Given data:
----

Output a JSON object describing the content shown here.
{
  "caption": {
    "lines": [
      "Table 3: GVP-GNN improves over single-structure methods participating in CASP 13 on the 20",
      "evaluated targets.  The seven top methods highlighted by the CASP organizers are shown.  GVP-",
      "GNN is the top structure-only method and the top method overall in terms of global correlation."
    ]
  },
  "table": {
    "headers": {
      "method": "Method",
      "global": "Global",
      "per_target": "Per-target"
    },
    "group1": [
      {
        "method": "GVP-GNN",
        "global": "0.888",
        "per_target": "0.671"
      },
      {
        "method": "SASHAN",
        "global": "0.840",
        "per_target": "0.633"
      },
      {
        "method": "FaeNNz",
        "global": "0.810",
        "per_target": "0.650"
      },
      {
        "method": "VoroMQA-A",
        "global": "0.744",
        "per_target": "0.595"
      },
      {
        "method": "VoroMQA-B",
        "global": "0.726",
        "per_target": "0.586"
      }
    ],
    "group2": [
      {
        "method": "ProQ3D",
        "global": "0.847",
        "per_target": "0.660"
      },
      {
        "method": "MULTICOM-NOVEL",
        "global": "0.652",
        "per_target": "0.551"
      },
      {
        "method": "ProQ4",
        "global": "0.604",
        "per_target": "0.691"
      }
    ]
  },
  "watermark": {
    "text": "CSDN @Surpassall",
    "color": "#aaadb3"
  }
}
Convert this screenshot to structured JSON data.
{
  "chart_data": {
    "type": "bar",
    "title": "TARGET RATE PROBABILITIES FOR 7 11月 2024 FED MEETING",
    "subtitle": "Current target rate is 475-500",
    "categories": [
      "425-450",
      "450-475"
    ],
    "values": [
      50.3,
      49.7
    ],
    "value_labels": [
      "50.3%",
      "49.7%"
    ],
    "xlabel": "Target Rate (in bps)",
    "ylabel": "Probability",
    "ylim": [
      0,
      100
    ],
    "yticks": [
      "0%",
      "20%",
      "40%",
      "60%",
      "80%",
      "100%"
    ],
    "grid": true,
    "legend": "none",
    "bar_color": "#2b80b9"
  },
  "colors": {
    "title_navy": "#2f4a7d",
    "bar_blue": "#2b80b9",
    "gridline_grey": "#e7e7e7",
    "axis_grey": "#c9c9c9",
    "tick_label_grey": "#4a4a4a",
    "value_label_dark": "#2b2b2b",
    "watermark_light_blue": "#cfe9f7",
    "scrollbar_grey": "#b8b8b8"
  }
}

----

Task prompt:
Find all lines where the word "shown" appears. Copy them.

Full answer:
Output a JSON object describing the content shown here.
      "evaluated targets.  The seven top methods highlighted by the CASP organizers are shown.  GVP-",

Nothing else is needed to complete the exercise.